- _本文抜粋_
==================================================
現在、津屋崎ブランチは山口代表と経理担当者だけの体制だが、「具体的な事業はプロジェクト単位で新たにユニットを組んでおり、なるべく若手をリーダーに起用している。かつてのスタッフ3人も津屋崎で起業しており、研修に来た学生や社会人も数多く創業し、津屋崎での起業支援として移住者や地元の人たち向けに開催する『プチ起業塾』からも30人以上の起業家が誕生した」と、笑顔をみせる山口代表は都会と異なる、新しい生業のつくり方を考えて伝えている。

ゼネコンの1級建築士はなぜ田舎でまちおこしを始めたのか

「日々の取り組みの中で大切にしていることは、自分のやり方や考え方を相手に押し付けを押し付けない、価値観の違いを対話で乗り越えていく、何事も失敗でなく成功だと前向きに考えている」とする山口代表の人生を変えるような出来事は3つあった。

人生最初の転換点は、小学校6年生のときに訪れた。北九州生まれの山口代表は転勤族だった父に連れられて小学校時代を東京で過ごした。
6年生の秋に父の転勤で北九州へ戻ってみると、やんちゃ坊主だった山口少年は「いままで東京にいた自分にとって、まったく違う北九州の価値観が存在することに驚いた。そして、世の中には、まったく違う世界が同時に存在という事実に衝撃を受けた」。

その後、再度父の東京転勤で高校卒業後に東京での宅浪生活を送ってみると、社会の歯車から外れて世間との《間》が空いた状況下、時《間》も生まれた結果、《なぜ大学へ進学するのか》《本当は何をしたいのか》という根本的なことを問い続けた。
この経験が2つ目の転換点となって、ソニーの世界観にあこがれて当時、日本で唯一の音響設計学科を持つ九州芸術工科大学を目指した。成績の関係上、当初の音響設計学から環境設計学へ進路変更した結果、建築の世界へ進むことになった。

個性的な学生の多いキャンパス生活で留年を経験してみると、不器用ながらも自分がやりたいことにめり込んだ結果としての留年を受け入れる生き生きとした仲間の姿に接して、価値観が揺さぶられたことが、3つ目の転換点だった。

新卒で入社した鹿島建設では、ランドスケープや大規模開発などを担当した。その後、国土交通省所管の『財団法人国土技術研究センター』に出向した山口代表は、「過疎地域の住宅調査で都市と地方との格差に大きなショックを受けた」

入社10年を節目に鹿島建設を退職した山口代表は、産官学民の交流・連携で地域づくりに取り組む『地域交流センター』に転じた。
==================================================
- _所与の一覧_
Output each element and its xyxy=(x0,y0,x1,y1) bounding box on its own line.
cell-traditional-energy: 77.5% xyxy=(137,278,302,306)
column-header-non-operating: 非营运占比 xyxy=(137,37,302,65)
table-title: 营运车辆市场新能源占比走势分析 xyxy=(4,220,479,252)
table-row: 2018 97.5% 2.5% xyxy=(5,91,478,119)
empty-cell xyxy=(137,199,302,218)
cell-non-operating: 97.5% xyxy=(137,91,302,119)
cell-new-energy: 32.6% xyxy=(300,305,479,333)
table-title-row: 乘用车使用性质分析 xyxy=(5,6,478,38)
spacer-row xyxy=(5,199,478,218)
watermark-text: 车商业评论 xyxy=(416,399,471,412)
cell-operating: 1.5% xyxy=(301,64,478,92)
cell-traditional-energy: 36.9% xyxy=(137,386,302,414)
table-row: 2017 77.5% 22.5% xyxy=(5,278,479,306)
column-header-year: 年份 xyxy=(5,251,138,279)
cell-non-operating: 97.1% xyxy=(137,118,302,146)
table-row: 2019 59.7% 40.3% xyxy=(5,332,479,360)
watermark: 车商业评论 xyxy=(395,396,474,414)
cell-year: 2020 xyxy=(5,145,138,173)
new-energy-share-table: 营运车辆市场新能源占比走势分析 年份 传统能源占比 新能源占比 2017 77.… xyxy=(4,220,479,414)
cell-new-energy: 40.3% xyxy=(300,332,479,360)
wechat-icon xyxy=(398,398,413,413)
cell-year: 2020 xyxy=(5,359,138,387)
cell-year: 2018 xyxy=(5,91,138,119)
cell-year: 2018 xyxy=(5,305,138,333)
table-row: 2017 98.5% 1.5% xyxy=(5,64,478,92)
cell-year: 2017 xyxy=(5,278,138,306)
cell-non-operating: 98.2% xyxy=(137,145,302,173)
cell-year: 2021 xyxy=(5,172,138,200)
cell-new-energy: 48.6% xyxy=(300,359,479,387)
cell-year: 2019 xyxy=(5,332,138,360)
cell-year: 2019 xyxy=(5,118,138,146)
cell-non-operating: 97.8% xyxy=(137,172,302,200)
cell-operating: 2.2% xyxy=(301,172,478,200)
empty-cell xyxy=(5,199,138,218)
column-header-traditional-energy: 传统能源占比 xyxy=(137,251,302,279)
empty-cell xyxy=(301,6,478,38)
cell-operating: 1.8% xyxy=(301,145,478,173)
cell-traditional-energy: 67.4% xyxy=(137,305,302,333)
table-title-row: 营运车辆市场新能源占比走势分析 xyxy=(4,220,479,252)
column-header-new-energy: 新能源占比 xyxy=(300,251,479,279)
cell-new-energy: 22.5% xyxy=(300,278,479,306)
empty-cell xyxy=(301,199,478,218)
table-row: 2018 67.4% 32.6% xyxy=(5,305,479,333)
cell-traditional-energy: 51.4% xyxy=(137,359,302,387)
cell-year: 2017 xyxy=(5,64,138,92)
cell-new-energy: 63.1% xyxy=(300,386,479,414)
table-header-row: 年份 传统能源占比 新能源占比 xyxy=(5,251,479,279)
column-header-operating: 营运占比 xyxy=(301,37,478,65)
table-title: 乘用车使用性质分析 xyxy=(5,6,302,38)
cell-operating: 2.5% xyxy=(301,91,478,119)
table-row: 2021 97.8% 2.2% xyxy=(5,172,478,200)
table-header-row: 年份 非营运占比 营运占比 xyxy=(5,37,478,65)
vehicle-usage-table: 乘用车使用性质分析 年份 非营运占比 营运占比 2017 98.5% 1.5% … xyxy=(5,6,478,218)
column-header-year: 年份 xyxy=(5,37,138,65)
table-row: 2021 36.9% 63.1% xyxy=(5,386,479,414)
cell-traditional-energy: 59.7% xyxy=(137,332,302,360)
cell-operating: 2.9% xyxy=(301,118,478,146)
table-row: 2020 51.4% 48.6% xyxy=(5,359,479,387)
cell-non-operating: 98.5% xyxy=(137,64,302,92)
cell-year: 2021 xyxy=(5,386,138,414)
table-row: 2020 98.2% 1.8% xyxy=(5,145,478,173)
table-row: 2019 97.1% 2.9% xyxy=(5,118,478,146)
==================================================
- _小問 A_
一覧の先頭の行から始め、「empty-cell xyxy=(137,199,302,218)」を含む行で終えて、その範囲を「table-title」を「chart-title」に置き換えたうえで、ほかは変えずに書き直してください。
- _小問 B_
山口代表の歩みを記した本文について、最後の文の後から続きを書いてください。
本文と一覧のあいだには何の関係もありません。

- _想定解答 A_
Output each element and its xyxy=(x0,y0,x1,y1) bounding box on its own line.
cell-traditional-energy: 77.5% xyxy=(137,278,302,306)
column-header-non-operating: 非营运占比 xyxy=(137,37,302,65)
chart-title: 营运车辆市场新能源占比走势分析 xyxy=(4,220,479,252)
table-row: 2018 97.5% 2.5% xyxy=(5,91,478,119)
empty-cell xyxy=(137,199,302,218)

- _想定解答 B_
そして、仕事として津屋崎に東京から3年間通い、福岡へのUターン就職後も2年間通い続けた。
2009年、津屋崎でのまちおこし事業が行政に採択された。これを機に当時、鉄路の廃線や大型施設の撤退などで厳しい状況に置かれていた津屋崎への移住を決断した。  
移住後、まちおこしの拠点として立ち上げた『津屋崎ブランチ』のスタッフは全国から公募して、まちづくりの知識や経験もない20・30代のユニークな若者3人を採用した。
経歴も考え方も全く異なる彼らと山口代表は、「日々、対話を重ねていく中で、何に取り組んでいくのかについて考える」ことから始めた。

まちおこしとエジソンの不思議な縁、発明家的思考とは何か

I have not failed. I’ve just found 10,000 ways that won’t work. (私は失敗をしたことはない。ただ10000通りのうまくいかない事例を見つけただけだ)。
この言葉を残したエジソンをはじめとする発明家の思考手法を踏襲する山口代表は、「人々の潜在的欲求を見出して、実現可能性の高い道筋をいろいろ考えて、他者も巻き込みながら仲間をつくって実現していく」というスタイルを採る。

津屋崎において実践している対話をベースにして、各自のやりたいことを実現していく津屋崎スタイルの確立していく上において、尊敬する発明家の藤村靖之氏からの《まちづくりの発明家になれ!》という言葉も山口代表の背中を押した。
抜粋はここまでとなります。